> [WHAT THE TASK REQUIRES]
Go through the material below and report how many lines contain "dash". Give only the number.

> [RECORD SET]
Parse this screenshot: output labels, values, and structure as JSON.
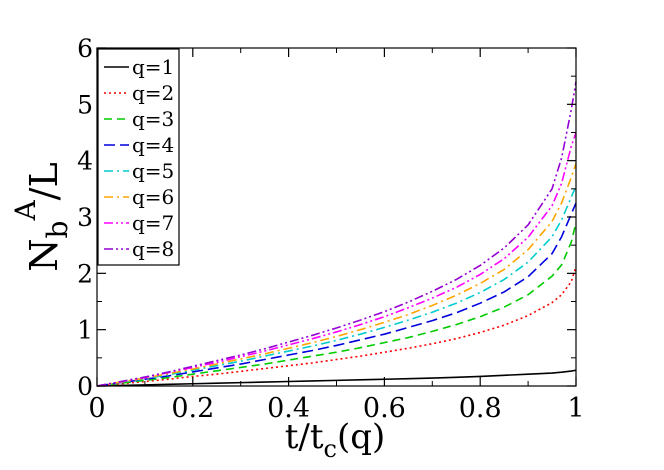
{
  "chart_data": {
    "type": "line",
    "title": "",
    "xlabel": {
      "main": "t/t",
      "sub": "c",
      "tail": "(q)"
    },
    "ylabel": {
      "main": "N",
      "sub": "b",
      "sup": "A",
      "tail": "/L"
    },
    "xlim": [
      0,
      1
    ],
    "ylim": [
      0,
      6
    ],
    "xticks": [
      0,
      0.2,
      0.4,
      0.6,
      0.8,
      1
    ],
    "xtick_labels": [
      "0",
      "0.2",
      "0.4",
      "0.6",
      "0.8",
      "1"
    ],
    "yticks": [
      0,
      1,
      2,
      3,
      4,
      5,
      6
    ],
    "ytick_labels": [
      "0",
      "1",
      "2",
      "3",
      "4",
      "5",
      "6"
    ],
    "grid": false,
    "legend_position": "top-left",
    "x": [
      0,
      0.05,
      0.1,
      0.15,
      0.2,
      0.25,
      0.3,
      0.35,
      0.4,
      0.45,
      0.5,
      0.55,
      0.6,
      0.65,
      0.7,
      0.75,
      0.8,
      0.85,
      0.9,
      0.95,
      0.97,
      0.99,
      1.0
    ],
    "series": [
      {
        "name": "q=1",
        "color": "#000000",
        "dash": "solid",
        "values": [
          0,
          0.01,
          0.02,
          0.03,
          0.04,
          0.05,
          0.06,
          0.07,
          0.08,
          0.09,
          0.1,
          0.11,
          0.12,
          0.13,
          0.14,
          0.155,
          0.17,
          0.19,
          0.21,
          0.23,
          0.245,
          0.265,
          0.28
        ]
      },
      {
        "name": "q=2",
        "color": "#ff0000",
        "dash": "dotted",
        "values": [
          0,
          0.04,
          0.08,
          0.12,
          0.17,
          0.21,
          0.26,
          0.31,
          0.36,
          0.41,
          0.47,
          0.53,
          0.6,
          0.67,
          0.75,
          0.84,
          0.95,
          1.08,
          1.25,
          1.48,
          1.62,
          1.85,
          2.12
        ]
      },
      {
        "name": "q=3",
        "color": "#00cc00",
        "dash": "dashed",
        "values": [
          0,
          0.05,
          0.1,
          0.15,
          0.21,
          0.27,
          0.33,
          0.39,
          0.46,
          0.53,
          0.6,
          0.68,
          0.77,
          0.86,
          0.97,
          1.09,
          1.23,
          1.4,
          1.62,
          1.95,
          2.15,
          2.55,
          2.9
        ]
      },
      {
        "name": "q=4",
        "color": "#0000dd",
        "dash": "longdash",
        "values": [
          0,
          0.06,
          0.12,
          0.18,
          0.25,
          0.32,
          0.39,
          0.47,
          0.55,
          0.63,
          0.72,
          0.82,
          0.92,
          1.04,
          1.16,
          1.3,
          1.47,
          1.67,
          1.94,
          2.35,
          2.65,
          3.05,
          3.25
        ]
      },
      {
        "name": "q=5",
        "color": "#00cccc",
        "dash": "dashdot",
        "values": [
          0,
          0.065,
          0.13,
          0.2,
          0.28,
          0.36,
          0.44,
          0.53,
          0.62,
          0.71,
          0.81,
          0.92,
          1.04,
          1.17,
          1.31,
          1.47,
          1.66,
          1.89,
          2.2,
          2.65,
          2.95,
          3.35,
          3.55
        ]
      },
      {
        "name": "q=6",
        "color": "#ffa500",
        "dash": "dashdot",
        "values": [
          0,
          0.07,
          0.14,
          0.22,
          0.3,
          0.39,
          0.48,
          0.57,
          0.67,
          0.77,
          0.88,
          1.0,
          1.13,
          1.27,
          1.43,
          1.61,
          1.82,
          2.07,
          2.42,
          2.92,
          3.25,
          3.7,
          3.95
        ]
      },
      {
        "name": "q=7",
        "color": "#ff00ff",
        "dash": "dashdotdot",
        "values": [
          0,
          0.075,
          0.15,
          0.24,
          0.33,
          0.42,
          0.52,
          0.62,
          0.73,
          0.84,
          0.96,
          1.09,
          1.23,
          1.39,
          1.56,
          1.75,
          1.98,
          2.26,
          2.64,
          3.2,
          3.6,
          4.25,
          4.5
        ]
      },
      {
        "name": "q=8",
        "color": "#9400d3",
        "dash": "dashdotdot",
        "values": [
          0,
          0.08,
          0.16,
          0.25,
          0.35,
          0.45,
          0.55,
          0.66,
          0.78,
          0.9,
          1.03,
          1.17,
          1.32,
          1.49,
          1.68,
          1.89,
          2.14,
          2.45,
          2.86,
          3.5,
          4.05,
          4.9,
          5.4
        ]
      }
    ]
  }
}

==

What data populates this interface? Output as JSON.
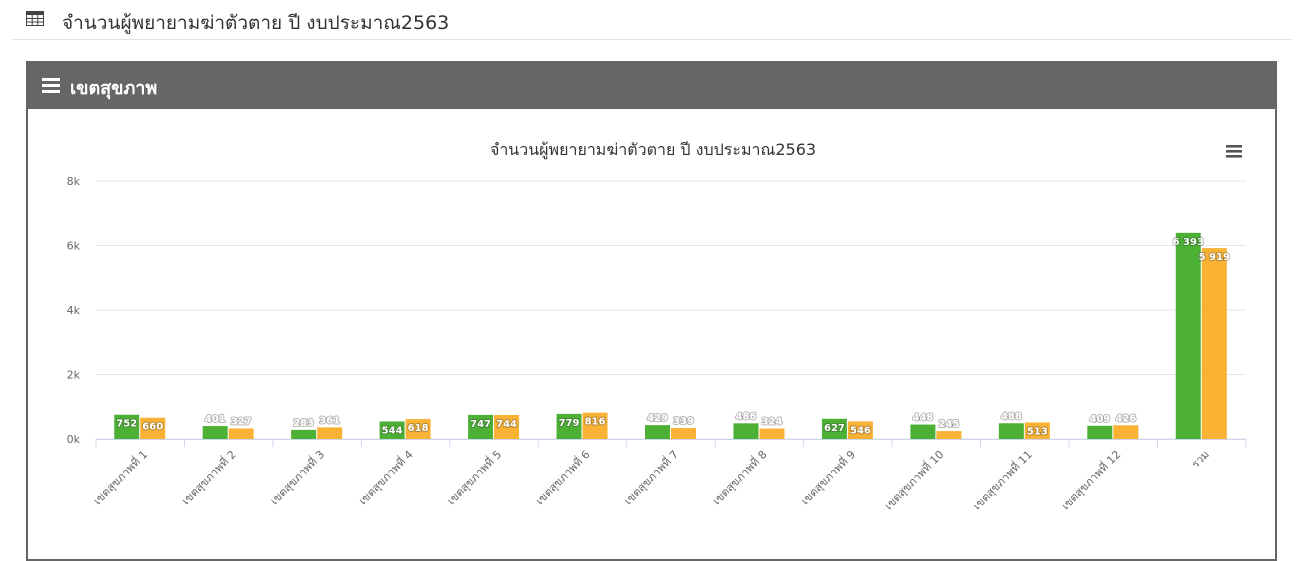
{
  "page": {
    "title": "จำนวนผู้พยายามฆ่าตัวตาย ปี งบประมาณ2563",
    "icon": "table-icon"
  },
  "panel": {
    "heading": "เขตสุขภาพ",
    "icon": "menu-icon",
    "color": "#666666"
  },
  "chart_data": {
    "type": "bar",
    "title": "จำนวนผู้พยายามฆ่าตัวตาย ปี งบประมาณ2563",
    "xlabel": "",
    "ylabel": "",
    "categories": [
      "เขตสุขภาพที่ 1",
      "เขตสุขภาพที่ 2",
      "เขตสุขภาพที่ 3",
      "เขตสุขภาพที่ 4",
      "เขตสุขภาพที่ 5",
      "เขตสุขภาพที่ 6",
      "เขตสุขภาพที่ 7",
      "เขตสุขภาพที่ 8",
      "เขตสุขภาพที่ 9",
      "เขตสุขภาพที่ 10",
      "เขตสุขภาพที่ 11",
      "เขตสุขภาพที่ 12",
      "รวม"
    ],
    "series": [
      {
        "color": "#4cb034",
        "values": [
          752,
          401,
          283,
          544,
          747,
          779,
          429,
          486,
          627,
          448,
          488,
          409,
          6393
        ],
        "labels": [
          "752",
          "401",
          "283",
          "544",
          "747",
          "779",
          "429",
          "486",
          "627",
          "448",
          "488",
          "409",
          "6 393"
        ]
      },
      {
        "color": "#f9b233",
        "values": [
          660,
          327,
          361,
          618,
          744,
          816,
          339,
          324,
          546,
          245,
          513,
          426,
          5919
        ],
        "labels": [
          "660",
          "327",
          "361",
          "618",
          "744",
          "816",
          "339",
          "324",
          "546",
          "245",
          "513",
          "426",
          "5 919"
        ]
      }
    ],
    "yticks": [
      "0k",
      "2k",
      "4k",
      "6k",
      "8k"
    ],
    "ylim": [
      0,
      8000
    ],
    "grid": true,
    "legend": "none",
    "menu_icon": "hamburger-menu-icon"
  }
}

> [THE RESPONSE]
8